• DIRECTIVE: Keep only those lines of the records that include the string "popiołu".

____ STORED DATA

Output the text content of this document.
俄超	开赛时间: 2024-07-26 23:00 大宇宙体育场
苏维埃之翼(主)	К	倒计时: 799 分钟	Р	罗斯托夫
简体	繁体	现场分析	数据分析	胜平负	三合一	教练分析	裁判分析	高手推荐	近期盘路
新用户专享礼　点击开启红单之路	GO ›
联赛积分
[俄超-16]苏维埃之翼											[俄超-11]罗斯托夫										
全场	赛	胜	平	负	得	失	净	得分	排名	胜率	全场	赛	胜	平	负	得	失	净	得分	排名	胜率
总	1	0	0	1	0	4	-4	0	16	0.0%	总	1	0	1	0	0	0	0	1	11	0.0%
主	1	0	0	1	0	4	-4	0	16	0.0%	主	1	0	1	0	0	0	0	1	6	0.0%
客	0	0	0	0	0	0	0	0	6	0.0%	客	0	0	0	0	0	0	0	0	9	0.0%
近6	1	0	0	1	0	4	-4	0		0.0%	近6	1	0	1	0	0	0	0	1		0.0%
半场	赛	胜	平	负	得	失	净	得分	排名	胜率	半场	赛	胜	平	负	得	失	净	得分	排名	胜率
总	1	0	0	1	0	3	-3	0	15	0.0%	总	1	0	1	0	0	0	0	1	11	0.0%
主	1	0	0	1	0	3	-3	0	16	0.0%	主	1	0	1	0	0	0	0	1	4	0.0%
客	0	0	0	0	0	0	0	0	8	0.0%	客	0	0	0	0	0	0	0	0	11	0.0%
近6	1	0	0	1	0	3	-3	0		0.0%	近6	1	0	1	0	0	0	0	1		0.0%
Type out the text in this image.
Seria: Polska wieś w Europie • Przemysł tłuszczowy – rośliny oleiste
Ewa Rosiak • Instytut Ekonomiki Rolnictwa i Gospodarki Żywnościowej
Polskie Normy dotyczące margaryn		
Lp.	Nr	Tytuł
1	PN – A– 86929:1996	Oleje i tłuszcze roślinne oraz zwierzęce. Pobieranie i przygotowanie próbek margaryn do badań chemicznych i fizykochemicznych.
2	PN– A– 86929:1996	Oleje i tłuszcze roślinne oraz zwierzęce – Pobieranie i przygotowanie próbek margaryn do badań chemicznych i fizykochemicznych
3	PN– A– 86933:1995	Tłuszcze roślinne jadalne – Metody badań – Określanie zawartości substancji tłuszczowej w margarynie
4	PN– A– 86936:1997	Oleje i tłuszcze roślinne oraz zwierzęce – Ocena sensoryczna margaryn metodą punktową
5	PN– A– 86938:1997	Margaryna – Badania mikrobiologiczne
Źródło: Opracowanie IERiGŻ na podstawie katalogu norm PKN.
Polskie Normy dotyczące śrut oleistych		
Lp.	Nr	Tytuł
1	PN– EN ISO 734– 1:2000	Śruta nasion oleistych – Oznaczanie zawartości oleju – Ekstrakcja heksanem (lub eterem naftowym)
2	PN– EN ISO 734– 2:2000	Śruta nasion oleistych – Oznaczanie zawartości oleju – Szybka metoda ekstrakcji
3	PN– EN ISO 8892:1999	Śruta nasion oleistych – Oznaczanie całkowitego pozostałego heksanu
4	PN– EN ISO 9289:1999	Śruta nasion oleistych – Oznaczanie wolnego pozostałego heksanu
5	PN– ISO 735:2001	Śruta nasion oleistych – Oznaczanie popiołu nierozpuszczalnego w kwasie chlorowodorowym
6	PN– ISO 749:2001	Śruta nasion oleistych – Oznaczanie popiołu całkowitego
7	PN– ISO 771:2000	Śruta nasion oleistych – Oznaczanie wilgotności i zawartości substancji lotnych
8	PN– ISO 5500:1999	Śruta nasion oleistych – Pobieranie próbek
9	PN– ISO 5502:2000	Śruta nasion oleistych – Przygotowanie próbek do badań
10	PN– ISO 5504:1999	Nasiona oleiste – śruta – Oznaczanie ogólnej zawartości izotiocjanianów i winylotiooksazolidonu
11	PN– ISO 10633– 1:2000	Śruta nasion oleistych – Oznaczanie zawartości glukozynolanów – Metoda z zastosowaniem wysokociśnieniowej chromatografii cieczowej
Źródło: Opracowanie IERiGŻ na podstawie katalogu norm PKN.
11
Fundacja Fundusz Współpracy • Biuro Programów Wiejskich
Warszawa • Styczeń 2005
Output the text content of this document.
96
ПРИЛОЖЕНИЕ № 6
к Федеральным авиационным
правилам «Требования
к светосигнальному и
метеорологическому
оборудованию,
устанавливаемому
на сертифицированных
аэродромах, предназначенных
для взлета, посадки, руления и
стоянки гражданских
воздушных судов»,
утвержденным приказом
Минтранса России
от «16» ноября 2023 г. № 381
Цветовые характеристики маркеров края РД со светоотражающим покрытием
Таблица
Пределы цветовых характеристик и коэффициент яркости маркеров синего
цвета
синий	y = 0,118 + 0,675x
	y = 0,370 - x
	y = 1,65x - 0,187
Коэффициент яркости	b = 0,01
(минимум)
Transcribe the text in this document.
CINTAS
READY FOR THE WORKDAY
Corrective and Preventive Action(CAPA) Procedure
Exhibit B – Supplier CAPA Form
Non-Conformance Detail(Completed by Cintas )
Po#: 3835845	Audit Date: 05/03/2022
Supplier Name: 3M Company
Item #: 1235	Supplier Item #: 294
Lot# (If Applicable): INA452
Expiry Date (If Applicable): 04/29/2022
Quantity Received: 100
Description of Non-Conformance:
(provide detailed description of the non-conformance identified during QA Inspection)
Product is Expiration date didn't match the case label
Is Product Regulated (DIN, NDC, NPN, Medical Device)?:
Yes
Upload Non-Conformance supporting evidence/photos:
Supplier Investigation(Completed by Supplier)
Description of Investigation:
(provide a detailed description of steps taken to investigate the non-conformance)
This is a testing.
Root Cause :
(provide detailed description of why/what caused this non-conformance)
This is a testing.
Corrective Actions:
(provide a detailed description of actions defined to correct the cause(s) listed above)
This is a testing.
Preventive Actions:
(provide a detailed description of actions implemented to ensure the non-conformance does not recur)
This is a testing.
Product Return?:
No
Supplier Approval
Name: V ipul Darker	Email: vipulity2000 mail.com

________

• FINISHED EXERCISE:
5	PN– ISO 735:2001	Śruta nasion oleistych – Oznaczanie popiołu nierozpuszczalnego w kwasie chlorowodorowym
6	PN– ISO 749:2001	Śruta nasion oleistych – Oznaczanie popiołu całkowitego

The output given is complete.